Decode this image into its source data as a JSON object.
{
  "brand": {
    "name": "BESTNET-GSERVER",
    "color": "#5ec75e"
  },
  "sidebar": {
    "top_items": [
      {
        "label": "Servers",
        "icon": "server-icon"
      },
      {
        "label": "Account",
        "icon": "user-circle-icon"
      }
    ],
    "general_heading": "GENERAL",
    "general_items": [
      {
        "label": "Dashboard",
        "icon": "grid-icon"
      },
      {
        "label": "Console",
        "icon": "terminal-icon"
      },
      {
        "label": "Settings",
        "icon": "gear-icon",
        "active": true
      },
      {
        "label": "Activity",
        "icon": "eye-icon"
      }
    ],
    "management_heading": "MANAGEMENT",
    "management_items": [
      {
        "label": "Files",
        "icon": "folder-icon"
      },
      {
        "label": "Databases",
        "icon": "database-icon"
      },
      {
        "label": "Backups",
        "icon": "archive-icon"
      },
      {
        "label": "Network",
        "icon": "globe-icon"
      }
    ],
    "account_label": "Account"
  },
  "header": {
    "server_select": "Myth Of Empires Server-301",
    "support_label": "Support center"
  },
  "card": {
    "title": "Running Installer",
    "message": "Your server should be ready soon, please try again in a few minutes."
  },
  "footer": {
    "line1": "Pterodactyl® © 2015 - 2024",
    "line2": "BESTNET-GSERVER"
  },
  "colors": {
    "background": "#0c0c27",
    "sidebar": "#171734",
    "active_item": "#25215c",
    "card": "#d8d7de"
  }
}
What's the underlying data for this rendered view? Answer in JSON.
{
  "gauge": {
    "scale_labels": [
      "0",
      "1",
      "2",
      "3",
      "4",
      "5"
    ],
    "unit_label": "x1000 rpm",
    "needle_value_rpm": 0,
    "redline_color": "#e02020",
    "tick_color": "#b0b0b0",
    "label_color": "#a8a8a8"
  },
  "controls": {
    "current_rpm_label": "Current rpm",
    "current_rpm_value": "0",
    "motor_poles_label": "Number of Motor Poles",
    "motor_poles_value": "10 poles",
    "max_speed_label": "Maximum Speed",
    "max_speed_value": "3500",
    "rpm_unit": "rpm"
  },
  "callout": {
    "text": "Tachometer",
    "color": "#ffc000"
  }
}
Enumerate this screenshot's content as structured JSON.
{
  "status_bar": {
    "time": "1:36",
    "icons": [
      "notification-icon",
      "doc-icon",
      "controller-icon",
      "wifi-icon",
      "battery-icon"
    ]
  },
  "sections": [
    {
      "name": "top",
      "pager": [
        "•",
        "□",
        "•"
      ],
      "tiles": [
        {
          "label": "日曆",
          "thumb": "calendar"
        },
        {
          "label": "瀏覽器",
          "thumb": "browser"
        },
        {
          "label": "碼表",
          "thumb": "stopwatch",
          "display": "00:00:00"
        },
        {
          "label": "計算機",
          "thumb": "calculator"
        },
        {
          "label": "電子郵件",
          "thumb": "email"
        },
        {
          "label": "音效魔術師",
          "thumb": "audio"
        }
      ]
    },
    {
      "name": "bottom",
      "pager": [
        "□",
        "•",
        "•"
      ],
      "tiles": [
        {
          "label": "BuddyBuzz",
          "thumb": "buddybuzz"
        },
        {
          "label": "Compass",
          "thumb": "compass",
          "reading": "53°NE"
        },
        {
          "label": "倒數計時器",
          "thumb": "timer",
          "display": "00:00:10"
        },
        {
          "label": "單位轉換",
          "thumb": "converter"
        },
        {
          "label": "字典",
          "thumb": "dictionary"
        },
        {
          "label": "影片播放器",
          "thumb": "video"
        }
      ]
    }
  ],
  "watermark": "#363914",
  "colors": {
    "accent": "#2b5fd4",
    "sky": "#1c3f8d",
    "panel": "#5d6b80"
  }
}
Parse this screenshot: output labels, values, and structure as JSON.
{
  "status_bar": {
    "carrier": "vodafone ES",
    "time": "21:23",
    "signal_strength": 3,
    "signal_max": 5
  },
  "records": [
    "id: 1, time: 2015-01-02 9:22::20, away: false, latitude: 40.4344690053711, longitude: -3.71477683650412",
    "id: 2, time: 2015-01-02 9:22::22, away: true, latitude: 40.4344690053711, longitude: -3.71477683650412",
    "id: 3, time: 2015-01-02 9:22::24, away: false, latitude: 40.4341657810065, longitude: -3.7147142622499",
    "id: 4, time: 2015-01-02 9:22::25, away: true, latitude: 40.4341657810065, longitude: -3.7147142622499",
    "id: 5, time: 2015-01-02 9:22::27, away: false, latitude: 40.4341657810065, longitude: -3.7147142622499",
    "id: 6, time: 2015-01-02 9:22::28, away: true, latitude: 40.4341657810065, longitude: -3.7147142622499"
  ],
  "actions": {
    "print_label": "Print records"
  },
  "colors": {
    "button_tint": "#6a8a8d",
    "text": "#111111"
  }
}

WHAT THIS TASK INVOLVES
Give the records above again, word for word.

TASK OUTPUT
Decode this image into its source data as a JSON object.
{
  "brand": {
    "name": "BESTNET-GSERVER",
    "color": "#5ec75e"
  },
  "sidebar": {
    "top_items": [
      {
        "label": "Servers",
        "icon": "server-icon"
      },
      {
        "label": "Account",
        "icon": "user-circle-icon"
      }
    ],
    "general_heading": "GENERAL",
    "general_items": [
      {
        "label": "Dashboard",
        "icon": "grid-icon"
      },
      {
        "label": "Console",
        "icon": "terminal-icon"
      },
      {
        "label": "Settings",
        "icon": "gear-icon",
        "active": true
      },
      {
        "label": "Activity",
        "icon": "eye-icon"
      }
    ],
    "management_heading": "MANAGEMENT",
    "management_items": [
      {
        "label": "Files",
        "icon": "folder-icon"
      },
      {
        "label": "Databases",
        "icon": "database-icon"
      },
      {
        "label": "Backups",
        "icon": "archive-icon"
      },
      {
        "label": "Network",
        "icon": "globe-icon"
      }
    ],
    "account_label": "Account"
  },
  "header": {
    "server_select": "Myth Of Empires Server-301",
    "support_label": "Support center"
  },
  "card": {
    "title": "Running Installer",
    "message": "Your server should be ready soon, please try again in a few minutes."
  },
  "footer": {
    "line1": "Pterodactyl® © 2015 - 2024",
    "line2": "BESTNET-GSERVER"
  },
  "colors": {
    "background": "#0c0c27",
    "sidebar": "#171734",
    "active_item": "#25215c",
    "card": "#d8d7de"
  }
}
What's the underlying data for this rendered view? Answer in JSON.
{
  "gauge": {
    "scale_labels": [
      "0",
      "1",
      "2",
      "3",
      "4",
      "5"
    ],
    "unit_label": "x1000 rpm",
    "needle_value_rpm": 0,
    "redline_color": "#e02020",
    "tick_color": "#b0b0b0",
    "label_color": "#a8a8a8"
  },
  "controls": {
    "current_rpm_label": "Current rpm",
    "current_rpm_value": "0",
    "motor_poles_label": "Number of Motor Poles",
    "motor_poles_value": "10 poles",
    "max_speed_label": "Maximum Speed",
    "max_speed_value": "3500",
    "rpm_unit": "rpm"
  },
  "callout": {
    "text": "Tachometer",
    "color": "#ffc000"
  }
}
Enumerate this screenshot's content as structured JSON.
{
  "status_bar": {
    "time": "1:36",
    "icons": [
      "notification-icon",
      "doc-icon",
      "controller-icon",
      "wifi-icon",
      "battery-icon"
    ]
  },
  "sections": [
    {
      "name": "top",
      "pager": [
        "•",
        "□",
        "•"
      ],
      "tiles": [
        {
          "label": "日曆",
          "thumb": "calendar"
        },
        {
          "label": "瀏覽器",
          "thumb": "browser"
        },
        {
          "label": "碼表",
          "thumb": "stopwatch",
          "display": "00:00:00"
        },
        {
          "label": "計算機",
          "thumb": "calculator"
        },
        {
          "label": "電子郵件",
          "thumb": "email"
        },
        {
          "label": "音效魔術師",
          "thumb": "audio"
        }
      ]
    },
    {
      "name": "bottom",
      "pager": [
        "□",
        "•",
        "•"
      ],
      "tiles": [
        {
          "label": "BuddyBuzz",
          "thumb": "buddybuzz"
        },
        {
          "label": "Compass",
          "thumb": "compass",
          "reading": "53°NE"
        },
        {
          "label": "倒數計時器",
          "thumb": "timer",
          "display": "00:00:10"
        },
        {
          "label": "單位轉換",
          "thumb": "converter"
        },
        {
          "label": "字典",
          "thumb": "dictionary"
        },
        {
          "label": "影片播放器",
          "thumb": "video"
        }
      ]
    }
  ],
  "watermark": "#363914",
  "colors": {
    "accent": "#2b5fd4",
    "sky": "#1c3f8d",
    "panel": "#5d6b80"
  }
}
Parse this screenshot: output labels, values, and structure as JSON.
{
  "status_bar": {
    "carrier": "vodafone ES",
    "time": "21:23",
    "signal_strength": 3,
    "signal_max": 5
  },
  "records": [
    "id: 1, time: 2015-01-02 9:22::20, away: false, latitude: 40.4344690053711, longitude: -3.71477683650412",
    "id: 2, time: 2015-01-02 9:22::22, away: true, latitude: 40.4344690053711, longitude: -3.71477683650412",
    "id: 3, time: 2015-01-02 9:22::24, away: false, latitude: 40.4341657810065, longitude: -3.7147142622499",
    "id: 4, time: 2015-01-02 9:22::25, away: true, latitude: 40.4341657810065, longitude: -3.7147142622499",
    "id: 5, time: 2015-01-02 9:22::27, away: false, latitude: 40.4341657810065, longitude: -3.7147142622499",
    "id: 6, time: 2015-01-02 9:22::28, away: true, latitude: 40.4341657810065, longitude: -3.7147142622499"
  ],
  "actions": {
    "print_label": "Print records"
  },
  "colors": {
    "button_tint": "#6a8a8d",
    "text": "#111111"
  }
}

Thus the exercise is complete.